**TO DO:** Go through the listing below and gather every line with the word "Towing".

**LISTING:**
_ _ _ _
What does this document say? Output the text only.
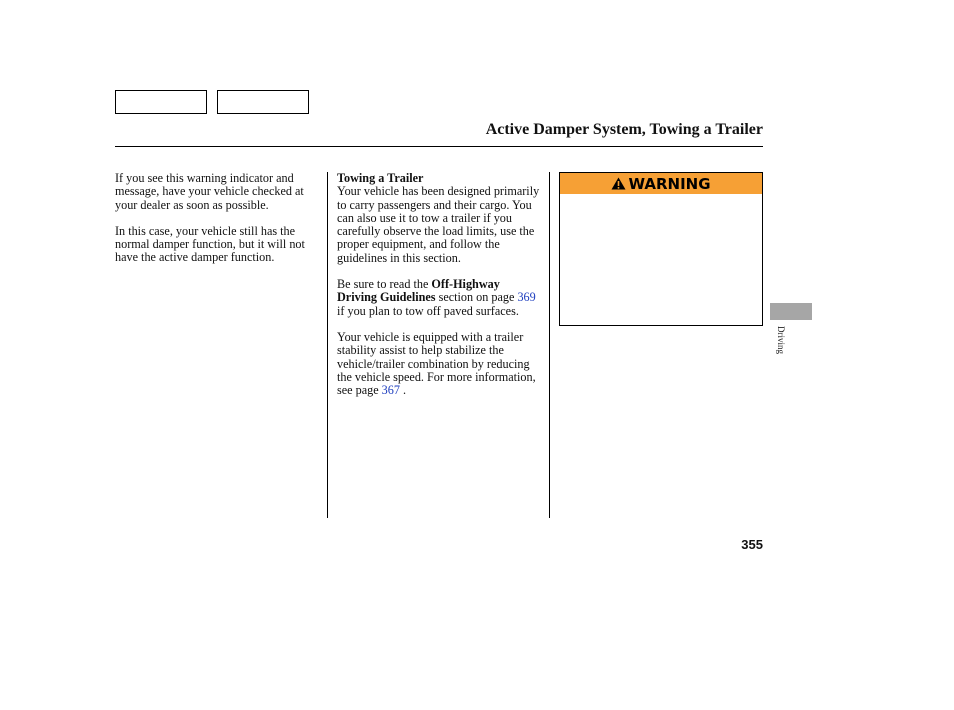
Active Damper System, Towing a Trailer

If you see this warning indicator and message, have your vehicle checked at your dealer as soon as possible.

In this case, your vehicle still has the normal damper function, but it will not have the active damper function.

Towing a Trailer
Your vehicle has been designed primarily to carry passengers and their cargo. You can also use it to tow a trailer if you carefully observe the load limits, use the proper equipment, and follow the guidelines in this section.

Be sure to read the Off-Highway Driving Guidelines section on page 369 if you plan to tow off paved surfaces.

Your vehicle is equipped with a trailer stability assist to help stabilize the vehicle/trailer combination by reducing the vehicle speed. For more information, see page 367 .

WARNING
Driving
355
_ _ _ _
**IN RESPONSE:**
Active Damper System, Towing a Trailer
Towing a Trailer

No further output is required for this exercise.